-- Start SUPPLIED DATA --

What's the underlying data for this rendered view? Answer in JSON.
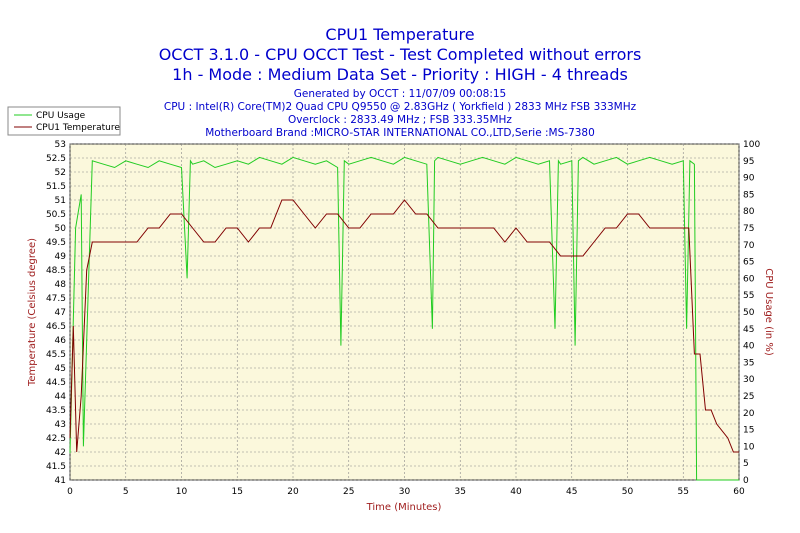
{
  "header": {
    "title": "CPU1 Temperature",
    "line2": "OCCT 3.1.0 - CPU OCCT Test - Test Completed without errors",
    "line3": "1h - Mode : Medium Data Set - Priority : HIGH - 4 threads"
  },
  "info": {
    "generated": "Generated by OCCT : 11/07/09 00:08:15",
    "cpu": "CPU : Intel(R) Core(TM)2 Quad CPU Q9550 @ 2.83GHz ( Yorkfield ) 2833 MHz FSB 333MHz",
    "overclock": "Overclock : 2833.49 MHz ; FSB 333.35MHz",
    "motherboard": "Motherboard Brand :MICRO-STAR INTERNATIONAL CO.,LTD,Serie :MS-7380"
  },
  "colors": {
    "plot_background": "#fbf8dc",
    "cpu_usage": "#22cc22",
    "cpu_temp": "#800000",
    "title": "#0000cc",
    "axis_title": "#a02020"
  },
  "chart_data": {
    "type": "line",
    "title": "CPU1 Temperature",
    "xlabel": "Time (Minutes)",
    "ylabel_left": "Temperature (Celsius degree)",
    "ylabel_right": "CPU Usage (in %)",
    "xlim": [
      0,
      60
    ],
    "ylim_left": [
      41,
      53
    ],
    "ylim_right": [
      0,
      100
    ],
    "x_ticks": [
      0,
      5,
      10,
      15,
      20,
      25,
      30,
      35,
      40,
      45,
      50,
      55,
      60
    ],
    "y_left_ticks": [
      "41",
      "41.5",
      "42",
      "42.5",
      "43",
      "43.5",
      "44",
      "44.5",
      "45",
      "45.5",
      "46",
      "46.5",
      "47",
      "47.5",
      "48",
      "48.5",
      "49",
      "49.5",
      "50",
      "50.5",
      "51",
      "51.5",
      "52",
      "52.5",
      "53"
    ],
    "y_right_ticks": [
      "0",
      "5",
      "10",
      "15",
      "20",
      "25",
      "30",
      "35",
      "40",
      "45",
      "50",
      "55",
      "60",
      "65",
      "70",
      "75",
      "80",
      "85",
      "90",
      "95",
      "100"
    ],
    "grid": true,
    "legend": "top-left",
    "series": [
      {
        "name": "CPU Usage",
        "axis": "right",
        "x": [
          0,
          0.5,
          1,
          1.2,
          2,
          3,
          4,
          5,
          6,
          7,
          8,
          9,
          10,
          10.5,
          10.8,
          11,
          12,
          13,
          14,
          15,
          16,
          17,
          18,
          19,
          20,
          21,
          22,
          23,
          24,
          24.3,
          24.6,
          25,
          26,
          27,
          28,
          29,
          30,
          31,
          32,
          32.5,
          32.7,
          33,
          34,
          35,
          36,
          37,
          38,
          39,
          40,
          41,
          42,
          43,
          43.5,
          43.8,
          44,
          45,
          45.3,
          45.6,
          46,
          47,
          48,
          49,
          50,
          51,
          52,
          53,
          54,
          55,
          55.3,
          55.6,
          56,
          56.2,
          56.5,
          57,
          58,
          59,
          60
        ],
        "y": [
          8,
          75,
          85,
          10,
          95,
          94,
          93,
          95,
          94,
          93,
          95,
          94,
          93,
          60,
          95,
          94,
          95,
          93,
          94,
          95,
          94,
          96,
          95,
          94,
          96,
          95,
          94,
          95,
          93,
          40,
          95,
          94,
          95,
          96,
          95,
          94,
          96,
          95,
          94,
          45,
          95,
          96,
          95,
          94,
          95,
          96,
          95,
          94,
          96,
          95,
          94,
          95,
          45,
          95,
          94,
          95,
          40,
          95,
          96,
          94,
          95,
          96,
          94,
          95,
          96,
          95,
          94,
          95,
          45,
          95,
          94,
          0,
          0,
          0,
          0,
          0,
          0
        ]
      },
      {
        "name": "CPU1 Temperature",
        "axis": "left",
        "x": [
          0,
          0.3,
          0.6,
          1,
          1.5,
          2,
          3,
          4,
          5,
          6,
          7,
          7.5,
          8,
          9,
          10,
          11,
          12,
          13,
          14,
          15,
          16,
          17,
          18,
          19,
          20,
          21,
          22,
          23,
          24,
          25,
          26,
          27,
          28,
          29,
          30,
          31,
          32,
          33,
          34,
          35,
          36,
          37,
          38,
          39,
          40,
          41,
          42,
          43,
          44,
          45,
          46,
          47,
          48,
          49,
          50,
          51,
          52,
          53,
          54,
          55,
          55.5,
          56,
          56.5,
          57,
          57.5,
          58,
          59,
          59.5,
          60
        ],
        "y": [
          42.5,
          46.5,
          42,
          44,
          48.5,
          49.5,
          49.5,
          49.5,
          49.5,
          49.5,
          50,
          50,
          50,
          50.5,
          50.5,
          50,
          49.5,
          49.5,
          50,
          50,
          49.5,
          50,
          50,
          51,
          51,
          50.5,
          50,
          50.5,
          50.5,
          50,
          50,
          50.5,
          50.5,
          50.5,
          51,
          50.5,
          50.5,
          50,
          50,
          50,
          50,
          50,
          50,
          49.5,
          50,
          49.5,
          49.5,
          49.5,
          49,
          49,
          49,
          49.5,
          50,
          50,
          50.5,
          50.5,
          50,
          50,
          50,
          50,
          50,
          45.5,
          45.5,
          43.5,
          43.5,
          43,
          42.5,
          42,
          42
        ]
      }
    ]
  }
}
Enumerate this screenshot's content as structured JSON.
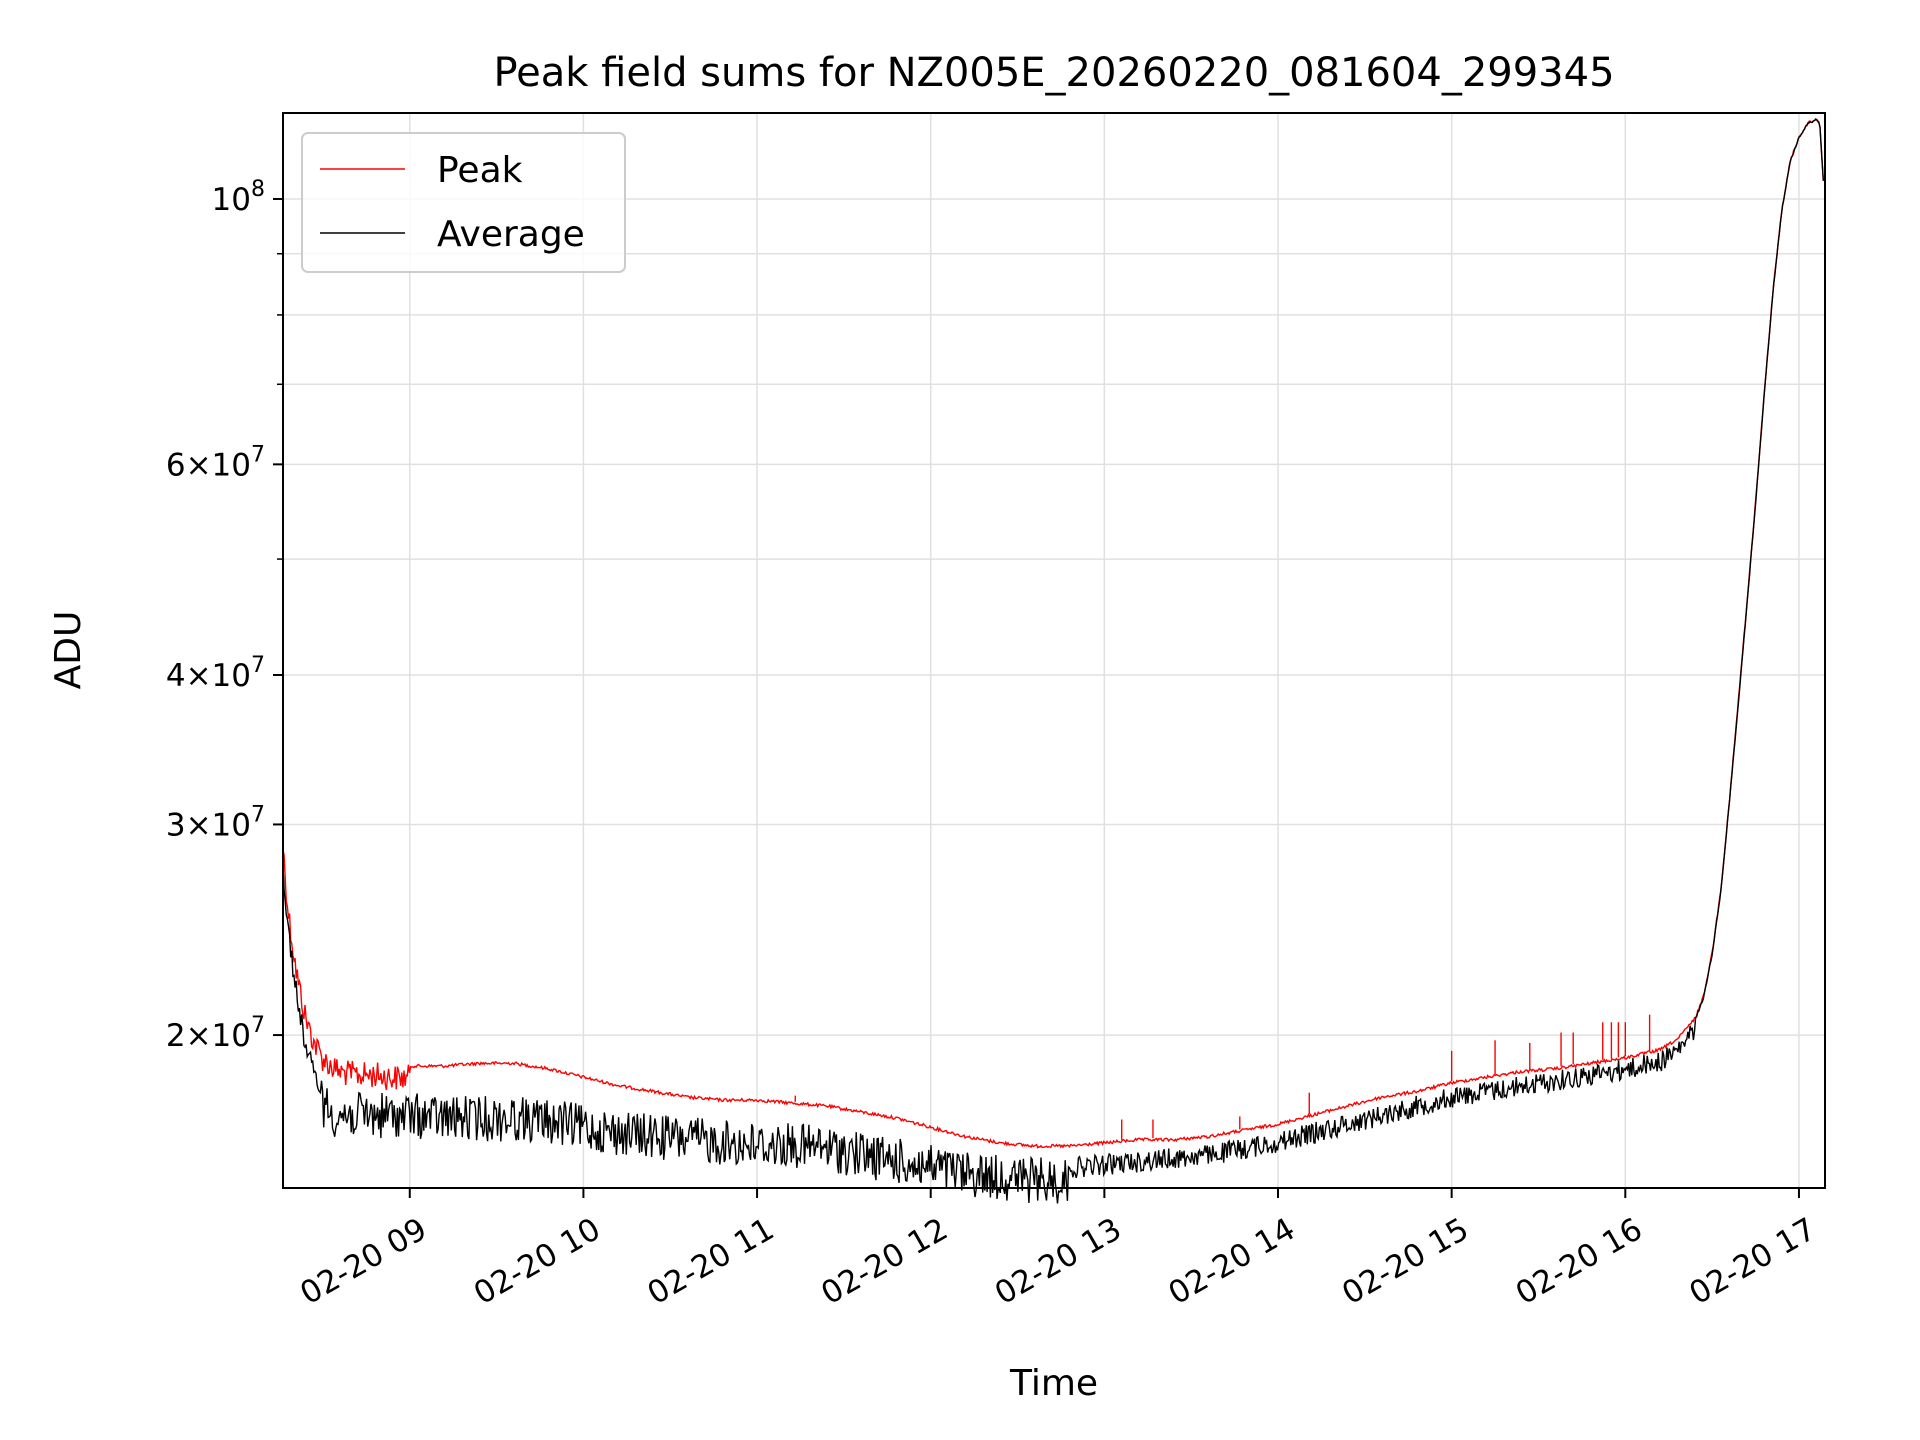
{
  "chart_data": {
    "type": "line",
    "title": "Peak field sums for NZ005E_20260220_081604_299345",
    "xlabel": "Time",
    "ylabel": "ADU",
    "yscale": "log",
    "xlim": [
      8.27,
      17.15
    ],
    "ylim": [
      14900000,
      118000000
    ],
    "grid": true,
    "legend_position": "top-left",
    "x_ticks": [
      {
        "value": 9,
        "label": "02-20 09"
      },
      {
        "value": 10,
        "label": "02-20 10"
      },
      {
        "value": 11,
        "label": "02-20 11"
      },
      {
        "value": 12,
        "label": "02-20 12"
      },
      {
        "value": 13,
        "label": "02-20 13"
      },
      {
        "value": 14,
        "label": "02-20 14"
      },
      {
        "value": 15,
        "label": "02-20 15"
      },
      {
        "value": 16,
        "label": "02-20 16"
      },
      {
        "value": 17,
        "label": "02-20 17"
      }
    ],
    "y_ticks": [
      {
        "value": 20000000,
        "mant": "2",
        "exp": "7"
      },
      {
        "value": 30000000,
        "mant": "3",
        "exp": "7"
      },
      {
        "value": 40000000,
        "mant": "4",
        "exp": "7"
      },
      {
        "value": 60000000,
        "mant": "6",
        "exp": "7"
      },
      {
        "value": 100000000,
        "mant": "",
        "exp": "8"
      }
    ],
    "y_minor_ticks": [
      50000000,
      70000000,
      80000000,
      90000000
    ],
    "series": [
      {
        "name": "Peak",
        "color": "#ff0000",
        "x": [
          8.27,
          8.3,
          8.35,
          8.4,
          8.45,
          8.5,
          8.55,
          8.6,
          8.7,
          8.8,
          8.9,
          9.0,
          9.2,
          9.4,
          9.6,
          9.8,
          10.0,
          10.2,
          10.4,
          10.6,
          10.8,
          11.0,
          11.2,
          11.4,
          11.6,
          11.8,
          12.0,
          12.2,
          12.4,
          12.6,
          12.8,
          13.0,
          13.2,
          13.4,
          13.6,
          13.8,
          14.0,
          14.2,
          14.4,
          14.6,
          14.8,
          15.0,
          15.2,
          15.4,
          15.6,
          15.8,
          16.0,
          16.2,
          16.3,
          16.4,
          16.45,
          16.5,
          16.55,
          16.6,
          16.65,
          16.7,
          16.75,
          16.8,
          16.85,
          16.9,
          16.95,
          17.0,
          17.05,
          17.1,
          17.12,
          17.14
        ],
        "y": [
          29500000,
          26000000,
          23000000,
          21200000,
          20200000,
          19600000,
          19300000,
          19100000,
          19000000,
          19000000,
          18900000,
          18900000,
          18900000,
          19000000,
          19000000,
          18800000,
          18500000,
          18200000,
          18000000,
          17800000,
          17700000,
          17700000,
          17600000,
          17500000,
          17300000,
          17100000,
          16800000,
          16500000,
          16300000,
          16200000,
          16200000,
          16300000,
          16400000,
          16400000,
          16500000,
          16700000,
          16900000,
          17200000,
          17500000,
          17800000,
          18000000,
          18300000,
          18500000,
          18700000,
          18800000,
          19000000,
          19200000,
          19500000,
          19900000,
          20700000,
          21600000,
          23500000,
          26500000,
          31500000,
          38000000,
          46000000,
          56000000,
          69000000,
          84000000,
          98000000,
          108000000,
          113000000,
          116000000,
          117000000,
          116000000,
          104000000
        ],
        "spikes": [
          {
            "x": 11.22,
            "y": 17800000
          },
          {
            "x": 13.1,
            "y": 17000000
          },
          {
            "x": 13.28,
            "y": 17000000
          },
          {
            "x": 13.78,
            "y": 17100000
          },
          {
            "x": 14.18,
            "y": 17900000
          },
          {
            "x": 15.0,
            "y": 19400000
          },
          {
            "x": 15.25,
            "y": 19800000
          },
          {
            "x": 15.45,
            "y": 19700000
          },
          {
            "x": 15.63,
            "y": 20100000
          },
          {
            "x": 15.7,
            "y": 20100000
          },
          {
            "x": 15.87,
            "y": 20500000
          },
          {
            "x": 15.92,
            "y": 20500000
          },
          {
            "x": 15.96,
            "y": 20500000
          },
          {
            "x": 16.0,
            "y": 20500000
          },
          {
            "x": 16.14,
            "y": 20800000
          }
        ]
      },
      {
        "name": "Average",
        "color": "#000000",
        "x": [
          8.27,
          8.3,
          8.35,
          8.4,
          8.45,
          8.5,
          8.55,
          8.6,
          8.7,
          8.8,
          8.9,
          9.0,
          9.2,
          9.4,
          9.6,
          9.8,
          10.0,
          10.2,
          10.4,
          10.6,
          10.8,
          11.0,
          11.2,
          11.4,
          11.6,
          11.8,
          12.0,
          12.2,
          12.4,
          12.6,
          12.8,
          13.0,
          13.2,
          13.4,
          13.6,
          13.8,
          14.0,
          14.2,
          14.4,
          14.6,
          14.8,
          15.0,
          15.2,
          15.4,
          15.6,
          15.8,
          16.0,
          16.2,
          16.3,
          16.4,
          16.45,
          16.5,
          16.55,
          16.6,
          16.65,
          16.7,
          16.75,
          16.8,
          16.85,
          16.9,
          16.95,
          17.0,
          17.05,
          17.1,
          17.12,
          17.14
        ],
        "y": [
          28000000,
          25000000,
          22000000,
          20000000,
          18900000,
          18300000,
          18000000,
          17900000,
          17900000,
          17900000,
          17900000,
          17900000,
          17800000,
          17800000,
          17800000,
          17700000,
          17500000,
          17300000,
          17200000,
          17100000,
          17000000,
          16900000,
          16900000,
          16800000,
          16600000,
          16400000,
          16200000,
          16000000,
          15900000,
          15800000,
          15800000,
          15900000,
          16000000,
          16100000,
          16200000,
          16400000,
          16600000,
          16900000,
          17200000,
          17500000,
          17800000,
          18100000,
          18300000,
          18500000,
          18700000,
          18900000,
          19100000,
          19400000,
          19800000,
          20600000,
          21500000,
          23400000,
          26400000,
          31400000,
          37800000,
          45800000,
          55800000,
          68800000,
          83800000,
          97800000,
          107800000,
          112800000,
          115800000,
          116800000,
          115800000,
          103800000
        ]
      }
    ]
  }
}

-- End SUPPLIED DATA --

▸ **STATED TASK**:
Lines containing the word "JSON" are to be tallied; report only the total.

▸ **RESPONSE**:
2